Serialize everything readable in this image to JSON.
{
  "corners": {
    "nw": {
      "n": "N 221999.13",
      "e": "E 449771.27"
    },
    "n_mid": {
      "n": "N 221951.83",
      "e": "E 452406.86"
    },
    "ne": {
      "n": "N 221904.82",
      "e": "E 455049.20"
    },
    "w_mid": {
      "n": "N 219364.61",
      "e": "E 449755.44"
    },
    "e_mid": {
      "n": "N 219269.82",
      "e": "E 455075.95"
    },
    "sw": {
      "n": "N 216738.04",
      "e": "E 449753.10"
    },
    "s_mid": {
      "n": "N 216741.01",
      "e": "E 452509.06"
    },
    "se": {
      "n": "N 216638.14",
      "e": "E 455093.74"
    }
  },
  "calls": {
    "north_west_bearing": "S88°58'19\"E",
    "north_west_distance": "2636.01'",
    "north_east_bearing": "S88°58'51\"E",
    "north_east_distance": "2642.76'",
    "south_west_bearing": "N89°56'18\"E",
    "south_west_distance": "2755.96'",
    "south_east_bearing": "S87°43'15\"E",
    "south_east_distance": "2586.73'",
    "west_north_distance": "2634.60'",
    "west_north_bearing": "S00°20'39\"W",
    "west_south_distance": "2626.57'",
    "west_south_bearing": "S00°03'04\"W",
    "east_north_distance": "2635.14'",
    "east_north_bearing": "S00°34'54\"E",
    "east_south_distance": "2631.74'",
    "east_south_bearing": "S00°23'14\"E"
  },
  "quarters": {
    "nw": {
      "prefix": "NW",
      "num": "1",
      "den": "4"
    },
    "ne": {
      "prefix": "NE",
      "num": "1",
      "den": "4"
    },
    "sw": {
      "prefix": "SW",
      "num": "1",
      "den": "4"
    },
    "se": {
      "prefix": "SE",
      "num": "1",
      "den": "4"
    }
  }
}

[Work to be completed] The entries above must be returned in full, exactly as shown.

[Exercise result]
Serialize everything readable in this image to JSON.
{
  "corners": {
    "nw": {
      "n": "N 221999.13",
      "e": "E 449771.27"
    },
    "n_mid": {
      "n": "N 221951.83",
      "e": "E 452406.86"
    },
    "ne": {
      "n": "N 221904.82",
      "e": "E 455049.20"
    },
    "w_mid": {
      "n": "N 219364.61",
      "e": "E 449755.44"
    },
    "e_mid": {
      "n": "N 219269.82",
      "e": "E 455075.95"
    },
    "sw": {
      "n": "N 216738.04",
      "e": "E 449753.10"
    },
    "s_mid": {
      "n": "N 216741.01",
      "e": "E 452509.06"
    },
    "se": {
      "n": "N 216638.14",
      "e": "E 455093.74"
    }
  },
  "calls": {
    "north_west_bearing": "S88°58'19\"E",
    "north_west_distance": "2636.01'",
    "north_east_bearing": "S88°58'51\"E",
    "north_east_distance": "2642.76'",
    "south_west_bearing": "N89°56'18\"E",
    "south_west_distance": "2755.96'",
    "south_east_bearing": "S87°43'15\"E",
    "south_east_distance": "2586.73'",
    "west_north_distance": "2634.60'",
    "west_north_bearing": "S00°20'39\"W",
    "west_south_distance": "2626.57'",
    "west_south_bearing": "S00°03'04\"W",
    "east_north_distance": "2635.14'",
    "east_north_bearing": "S00°34'54\"E",
    "east_south_distance": "2631.74'",
    "east_south_bearing": "S00°23'14\"E"
  },
  "quarters": {
    "nw": {
      "prefix": "NW",
      "num": "1",
      "den": "4"
    },
    "ne": {
      "prefix": "NE",
      "num": "1",
      "den": "4"
    },
    "sw": {
      "prefix": "SW",
      "num": "1",
      "den": "4"
    },
    "se": {
      "prefix": "SE",
      "num": "1",
      "den": "4"
    }
  }
}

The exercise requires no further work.